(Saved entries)
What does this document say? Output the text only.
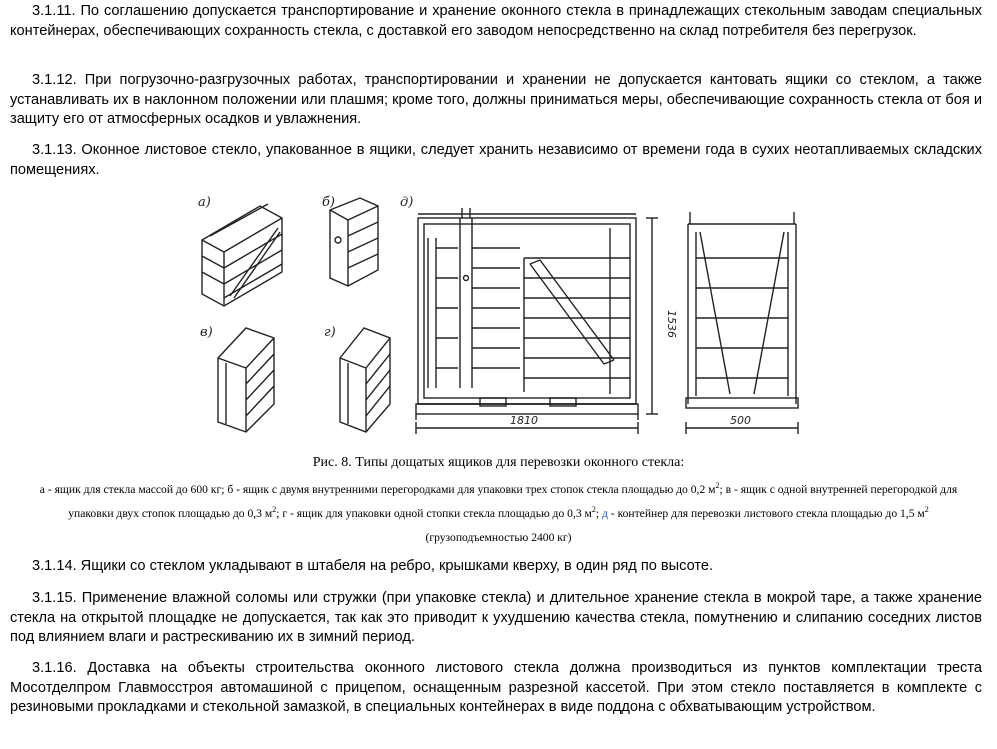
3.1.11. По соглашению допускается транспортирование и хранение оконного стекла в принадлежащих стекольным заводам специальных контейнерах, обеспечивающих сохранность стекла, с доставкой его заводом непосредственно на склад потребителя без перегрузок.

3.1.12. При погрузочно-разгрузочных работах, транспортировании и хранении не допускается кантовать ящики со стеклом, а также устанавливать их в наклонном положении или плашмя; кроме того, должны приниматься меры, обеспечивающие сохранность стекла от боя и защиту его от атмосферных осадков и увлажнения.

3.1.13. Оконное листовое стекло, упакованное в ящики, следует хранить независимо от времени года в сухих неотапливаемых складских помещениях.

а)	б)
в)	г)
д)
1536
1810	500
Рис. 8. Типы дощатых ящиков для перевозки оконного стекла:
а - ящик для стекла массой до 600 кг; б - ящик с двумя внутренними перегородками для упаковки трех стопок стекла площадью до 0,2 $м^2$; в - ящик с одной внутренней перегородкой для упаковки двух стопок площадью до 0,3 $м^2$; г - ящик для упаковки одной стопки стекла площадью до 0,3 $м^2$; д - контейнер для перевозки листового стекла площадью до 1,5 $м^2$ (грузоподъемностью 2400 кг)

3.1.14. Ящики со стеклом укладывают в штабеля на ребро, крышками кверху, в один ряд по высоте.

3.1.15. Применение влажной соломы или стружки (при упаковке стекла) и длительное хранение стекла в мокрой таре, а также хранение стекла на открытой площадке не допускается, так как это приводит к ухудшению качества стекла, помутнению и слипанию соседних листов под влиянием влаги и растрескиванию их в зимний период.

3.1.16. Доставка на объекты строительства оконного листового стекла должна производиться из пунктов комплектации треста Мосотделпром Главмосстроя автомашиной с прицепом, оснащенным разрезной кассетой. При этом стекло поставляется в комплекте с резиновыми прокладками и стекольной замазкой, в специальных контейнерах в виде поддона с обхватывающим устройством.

...

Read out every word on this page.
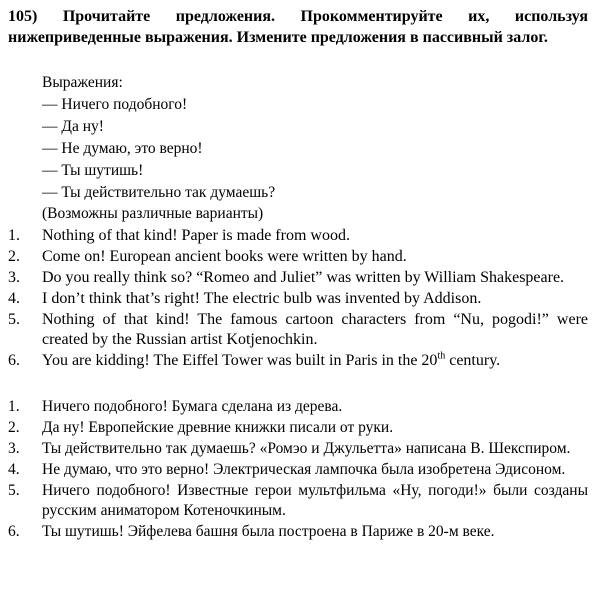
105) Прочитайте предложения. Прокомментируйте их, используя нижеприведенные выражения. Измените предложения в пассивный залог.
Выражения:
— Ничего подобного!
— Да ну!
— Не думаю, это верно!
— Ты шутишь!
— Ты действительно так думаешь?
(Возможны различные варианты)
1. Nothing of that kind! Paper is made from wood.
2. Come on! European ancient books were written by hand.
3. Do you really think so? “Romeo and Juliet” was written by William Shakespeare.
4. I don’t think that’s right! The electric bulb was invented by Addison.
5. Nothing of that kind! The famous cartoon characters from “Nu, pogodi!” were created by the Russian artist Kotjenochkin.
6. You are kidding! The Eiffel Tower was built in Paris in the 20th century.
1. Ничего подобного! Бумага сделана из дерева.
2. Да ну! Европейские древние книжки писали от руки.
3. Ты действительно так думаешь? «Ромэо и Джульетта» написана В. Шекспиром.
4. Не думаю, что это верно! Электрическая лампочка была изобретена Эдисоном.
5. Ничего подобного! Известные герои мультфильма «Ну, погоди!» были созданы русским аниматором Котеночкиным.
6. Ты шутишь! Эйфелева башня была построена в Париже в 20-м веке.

* * *

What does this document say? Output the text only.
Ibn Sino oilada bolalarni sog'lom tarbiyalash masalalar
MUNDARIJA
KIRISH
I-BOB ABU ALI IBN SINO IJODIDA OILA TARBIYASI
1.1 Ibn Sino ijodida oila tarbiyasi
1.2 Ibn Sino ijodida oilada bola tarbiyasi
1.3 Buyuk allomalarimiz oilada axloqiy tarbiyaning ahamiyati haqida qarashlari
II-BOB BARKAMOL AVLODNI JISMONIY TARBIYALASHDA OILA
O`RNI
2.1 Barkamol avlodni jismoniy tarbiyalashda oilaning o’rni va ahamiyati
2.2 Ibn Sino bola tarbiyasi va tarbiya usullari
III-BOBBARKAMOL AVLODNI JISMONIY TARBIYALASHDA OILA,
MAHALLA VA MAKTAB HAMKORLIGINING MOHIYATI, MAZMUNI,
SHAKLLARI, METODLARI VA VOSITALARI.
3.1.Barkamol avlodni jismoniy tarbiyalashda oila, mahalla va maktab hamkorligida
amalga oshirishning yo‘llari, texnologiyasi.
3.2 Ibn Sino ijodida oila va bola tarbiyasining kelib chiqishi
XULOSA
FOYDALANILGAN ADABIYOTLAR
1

Stated goal
From the records above, report the count of lines containing "оконного" and nothing more.

Solution for this exercise
3